(Stored data)
__________
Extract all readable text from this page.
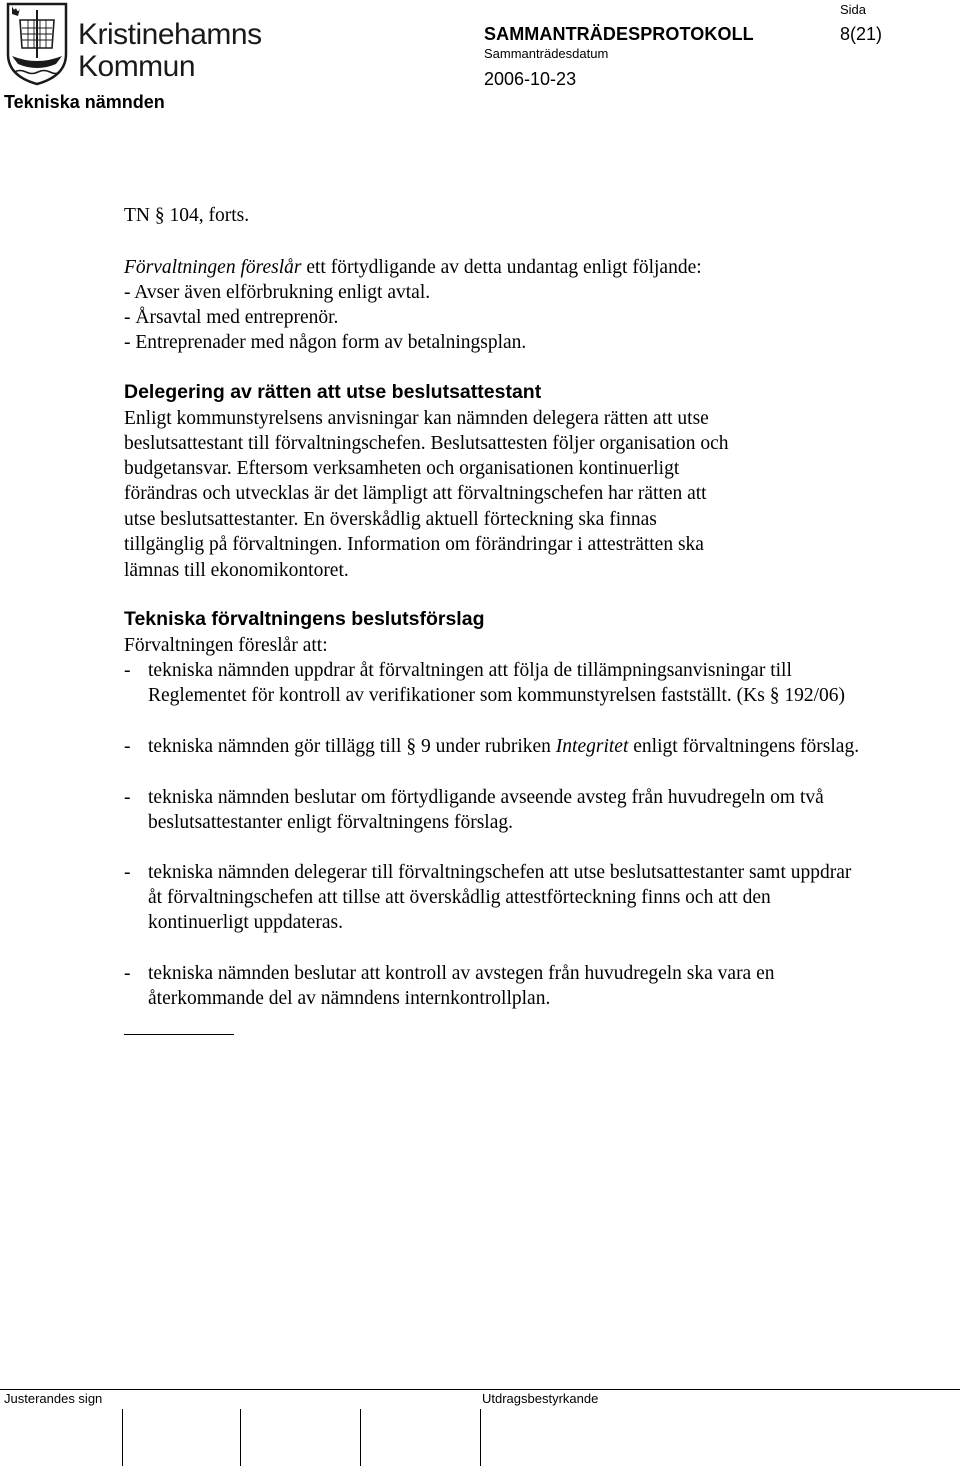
Kristinehamns
Kommun
Tekniska nämnden
SAMMANTRÄDESPROTOKOLL
Sammanträdesdatum
2006-10-23
Sida
8(21)
TN § 104, forts.
Förvaltningen föreslår ett förtydligande av detta undantag enligt följande:
- Avser även elförbrukning enligt avtal.
- Årsavtal med entreprenör.
- Entreprenader med någon form av betalningsplan.
Delegering av rätten att utse beslutsattestant
Enligt kommunstyrelsens anvisningar kan nämnden delegera rätten att utse
beslutsattestant till förvaltningschefen. Beslutsattesten följer organisation och
budgetansvar. Eftersom verksamheten och organisationen kontinuerligt
förändras och utvecklas är det lämpligt att förvaltningschefen har rätten att
utse beslutsattestanter. En överskådlig aktuell förteckning ska finnas
tillgänglig på förvaltningen. Information om förändringar i attesträtten ska
lämnas till ekonomikontoret.
Tekniska förvaltningens beslutsförslag
Förvaltningen föreslår att:
- tekniska nämnden uppdrar åt förvaltningen att följa de tillämpningsanvisningar till
Reglementet för kontroll av verifikationer som kommunstyrelsen fastställt. (Ks § 192/06)
- tekniska nämnden gör tillägg till § 9 under rubriken Integritet enligt förvaltningens förslag.
- tekniska nämnden beslutar om förtydligande avseende avsteg från huvudregeln om två
beslutsattestanter enligt förvaltningens förslag.
- tekniska nämnden delegerar till förvaltningschefen att utse beslutsattestanter samt uppdrar
åt förvaltningschefen att tillse att överskådlig attestförteckning finns och att den
kontinuerligt uppdateras.
- tekniska nämnden beslutar att kontroll av avstegen från huvudregeln ska vara en
återkommande del av nämndens internkontrollplan.
Justerandes sign	Utdragsbestyrkande
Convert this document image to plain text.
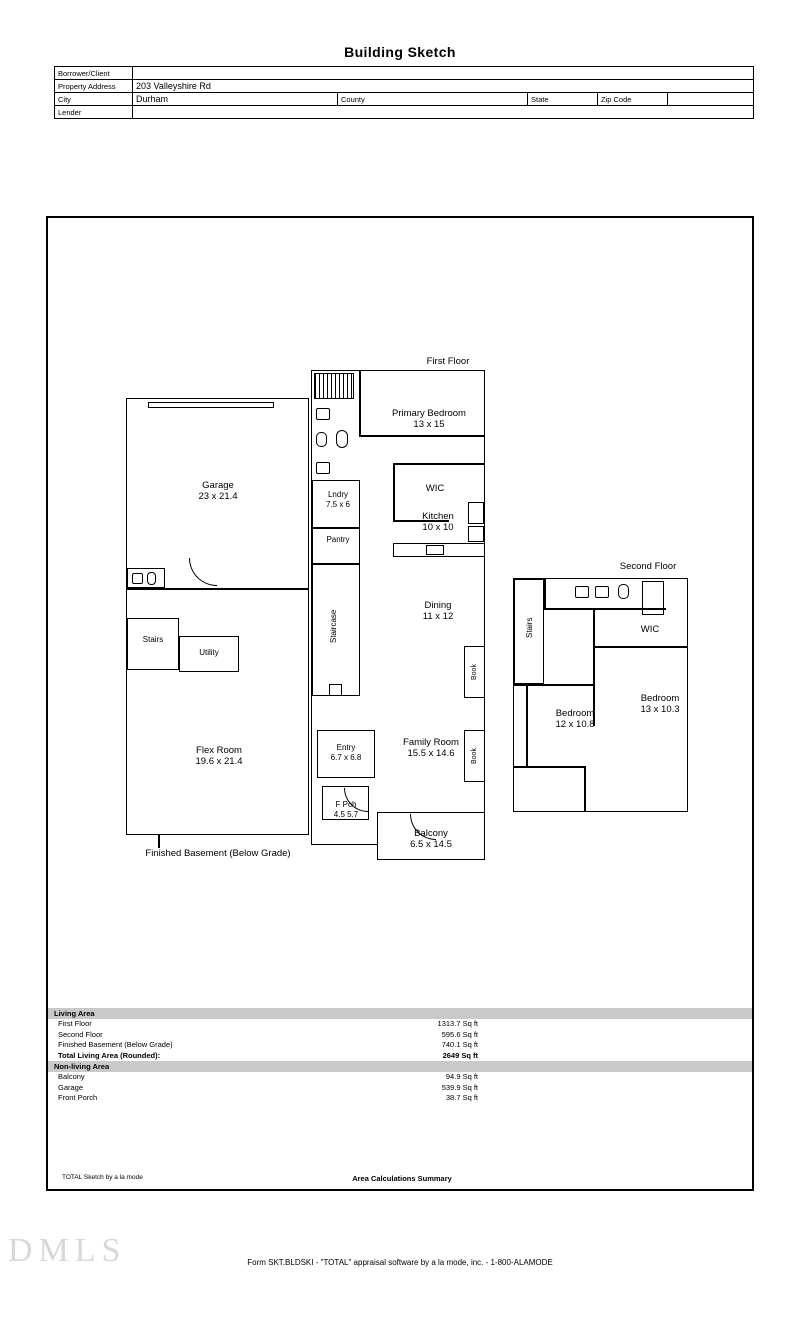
Building Sketch
Borrower/Client					
Property Address	203 Valleyshire Rd				
City	Durham	County	State	Zip Code	
Lender					
Garage
23 x 21.4
Flex Room
19.6 x 21.4
Stairs
Utility
Finished Basement (Below Grade)
First Floor
Primary Bedroom
13 x 15
WIC
Lndry
7.5 x 6
Pantry
Kitchen
10 x 10
Staircase
Dining
11 x 12
Entry
6.7 x 6.8
Family Room
15.5 x 14.6
F Pch
4.5 5.7
Balcony
6.5 x 14.5
Book
Book
Second Floor
Stairs
Bedroom
12 x 10.8
Bedroom
13 x 10.3
WIC
TOTAL Sketch by a la mode	Area Calculations Summary
Living Area
First Floor	1313.7 Sq ft
Second Floor	595.6 Sq ft
Finished Basement (Below Grade)	740.1 Sq ft
Total Living Area (Rounded):	2649 Sq ft
Non-living Area
Balcony	94.9 Sq ft
Garage	539.9 Sq ft
Front Porch	38.7 Sq ft
DMLS	Form SKT.BLDSKI - "TOTAL" appraisal software by a la mode, inc. - 1-800-ALAMODE
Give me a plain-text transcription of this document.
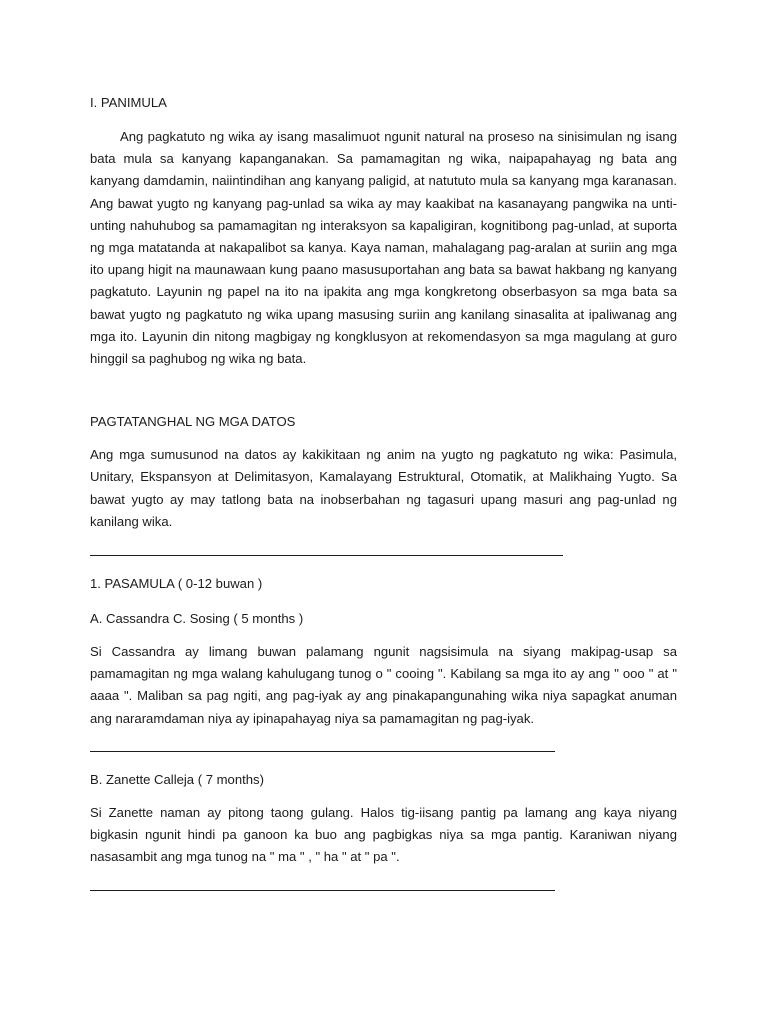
I. PANIMULA

Ang pagkatuto ng wika ay isang masalimuot ngunit natural na proseso na sinisimulan ng isang bata mula sa kanyang kapanganakan. Sa pamamagitan ng wika, naipapahayag ng bata ang kanyang damdamin, naiintindihan ang kanyang paligid, at natututo mula sa kanyang mga karanasan. Ang bawat yugto ng kanyang pag-unlad sa wika ay may kaakibat na kasanayang pangwika na unti-unting nahuhubog sa pamamagitan ng interaksyon sa kapaligiran, kognitibong pag-unlad, at suporta ng mga matatanda at nakapalibot sa kanya. Kaya naman, mahalagang pag-aralan at suriin ang mga ito upang higit na maunawaan kung paano masusuportahan ang bata sa bawat hakbang ng kanyang pagkatuto. Layunin ng papel na ito na ipakita ang mga kongkretong obserbasyon sa mga bata sa bawat yugto ng pagkatuto ng wika upang masusing suriin ang kanilang sinasalita at ipaliwanag ang mga ito. Layunin din nitong magbigay ng kongklusyon at rekomendasyon sa mga magulang at guro hinggil sa paghubog ng wika ng bata.

PAGTATANGHAL NG MGA DATOS

Ang mga sumusunod na datos ay kakikitaan ng anim na yugto ng pagkatuto ng wika: Pasimula, Unitary, Ekspansyon at Delimitasyon, Kamalayang Estruktural, Otomatik, at Malikhaing Yugto. Sa bawat yugto ay may tatlong bata na inobserbahan ng tagasuri upang masuri ang pag-unlad ng kanilang wika.

1. PASAMULA ( 0-12 buwan )
A. Cassandra C. Sosing ( 5 months )

Si Cassandra ay limang buwan palamang ngunit nagsisimula na siyang makipag-usap sa pamamagitan ng mga walang kahulugang tunog o " cooing ". Kabilang sa mga ito ay ang " ooo " at " aaaa ". Maliban sa pag ngiti, ang pag-iyak ay ang pinakapangunahing wika niya sapagkat anuman ang nararamdaman niya ay ipinapahayag niya sa pamamagitan ng pag-iyak.

B. Zanette Calleja ( 7 months)

Si Zanette naman ay pitong taong gulang. Halos tig-iisang pantig pa lamang ang kaya niyang bigkasin ngunit hindi pa ganoon ka buo ang pagbigkas niya sa mga pantig. Karaniwan niyang nasasambit ang mga tunog na " ma " , " ha " at " pa ".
__________
## AIM OF THE TASK
Reproduce the entries exactly. Do not carry over any picture.

## REPLY
Extract all readable text from this page.
Kristinehamns
Kommun
Tekniska nämnden
SAMMANTRÄDESPROTOKOLL
Sammanträdesdatum
2006-10-23
Sida
8(21)
TN § 104, forts.
Förvaltningen föreslår ett förtydligande av detta undantag enligt följande:
- Avser även elförbrukning enligt avtal.
- Årsavtal med entreprenör.
- Entreprenader med någon form av betalningsplan.
Delegering av rätten att utse beslutsattestant
Enligt kommunstyrelsens anvisningar kan nämnden delegera rätten att utse
beslutsattestant till förvaltningschefen. Beslutsattesten följer organisation och
budgetansvar. Eftersom verksamheten och organisationen kontinuerligt
förändras och utvecklas är det lämpligt att förvaltningschefen har rätten att
utse beslutsattestanter. En överskådlig aktuell förteckning ska finnas
tillgänglig på förvaltningen. Information om förändringar i attesträtten ska
lämnas till ekonomikontoret.
Tekniska förvaltningens beslutsförslag
Förvaltningen föreslår att:
- tekniska nämnden uppdrar åt förvaltningen att följa de tillämpningsanvisningar till
Reglementet för kontroll av verifikationer som kommunstyrelsen fastställt. (Ks § 192/06)
- tekniska nämnden gör tillägg till § 9 under rubriken Integritet enligt förvaltningens förslag.
- tekniska nämnden beslutar om förtydligande avseende avsteg från huvudregeln om två
beslutsattestanter enligt förvaltningens förslag.
- tekniska nämnden delegerar till förvaltningschefen att utse beslutsattestanter samt uppdrar
åt förvaltningschefen att tillse att överskådlig attestförteckning finns och att den
kontinuerligt uppdateras.
- tekniska nämnden beslutar att kontroll av avstegen från huvudregeln ska vara en
återkommande del av nämndens internkontrollplan.
Justerandes sign	Utdragsbestyrkande
Convert this document image to plain text.
Building Sketch
Borrower/Client					
Property Address	203 Valleyshire Rd				
City	Durham	County	State	Zip Code	
Lender					
Garage
23 x 21.4
Flex Room
19.6 x 21.4
Stairs
Utility
Finished Basement (Below Grade)
First Floor
Primary Bedroom
13 x 15
WIC
Lndry
7.5 x 6
Pantry
Kitchen
10 x 10
Staircase
Dining
11 x 12
Entry
6.7 x 6.8
Family Room
15.5 x 14.6
F Pch
4.5 5.7
Balcony
6.5 x 14.5
Book
Book
Second Floor
Stairs
Bedroom
12 x 10.8
Bedroom
13 x 10.3
WIC
TOTAL Sketch by a la mode	Area Calculations Summary
Living Area
First Floor	1313.7 Sq ft
Second Floor	595.6 Sq ft
Finished Basement (Below Grade)	740.1 Sq ft
Total Living Area (Rounded):	2649 Sq ft
Non-living Area
Balcony	94.9 Sq ft
Garage	539.9 Sq ft
Front Porch	38.7 Sq ft
DMLS	Form SKT.BLDSKI - "TOTAL" appraisal software by a la mode, inc. - 1-800-ALAMODE
Give me a plain-text transcription of this document.
I. PANIMULA

Ang pagkatuto ng wika ay isang masalimuot ngunit natural na proseso na sinisimulan ng isang bata mula sa kanyang kapanganakan. Sa pamamagitan ng wika, naipapahayag ng bata ang kanyang damdamin, naiintindihan ang kanyang paligid, at natututo mula sa kanyang mga karanasan. Ang bawat yugto ng kanyang pag-unlad sa wika ay may kaakibat na kasanayang pangwika na unti-unting nahuhubog sa pamamagitan ng interaksyon sa kapaligiran, kognitibong pag-unlad, at suporta ng mga matatanda at nakapalibot sa kanya. Kaya naman, mahalagang pag-aralan at suriin ang mga ito upang higit na maunawaan kung paano masusuportahan ang bata sa bawat hakbang ng kanyang pagkatuto. Layunin ng papel na ito na ipakita ang mga kongkretong obserbasyon sa mga bata sa bawat yugto ng pagkatuto ng wika upang masusing suriin ang kanilang sinasalita at ipaliwanag ang mga ito. Layunin din nitong magbigay ng kongklusyon at rekomendasyon sa mga magulang at guro hinggil sa paghubog ng wika ng bata.

PAGTATANGHAL NG MGA DATOS

Ang mga sumusunod na datos ay kakikitaan ng anim na yugto ng pagkatuto ng wika: Pasimula, Unitary, Ekspansyon at Delimitasyon, Kamalayang Estruktural, Otomatik, at Malikhaing Yugto. Sa bawat yugto ay may tatlong bata na inobserbahan ng tagasuri upang masuri ang pag-unlad ng kanilang wika.

1. PASAMULA ( 0-12 buwan )
A. Cassandra C. Sosing ( 5 months )

Si Cassandra ay limang buwan palamang ngunit nagsisimula na siyang makipag-usap sa pamamagitan ng mga walang kahulugang tunog o " cooing ". Kabilang sa mga ito ay ang " ooo " at " aaaa ". Maliban sa pag ngiti, ang pag-iyak ay ang pinakapangunahing wika niya sapagkat anuman ang nararamdaman niya ay ipinapahayag niya sa pamamagitan ng pag-iyak.

B. Zanette Calleja ( 7 months)

Si Zanette naman ay pitong taong gulang. Halos tig-iisang pantig pa lamang ang kaya niyang bigkasin ngunit hindi pa ganoon ka buo ang pagbigkas niya sa mga pantig. Karaniwan niyang nasasambit ang mga tunog na " ma " , " ha " at " pa ".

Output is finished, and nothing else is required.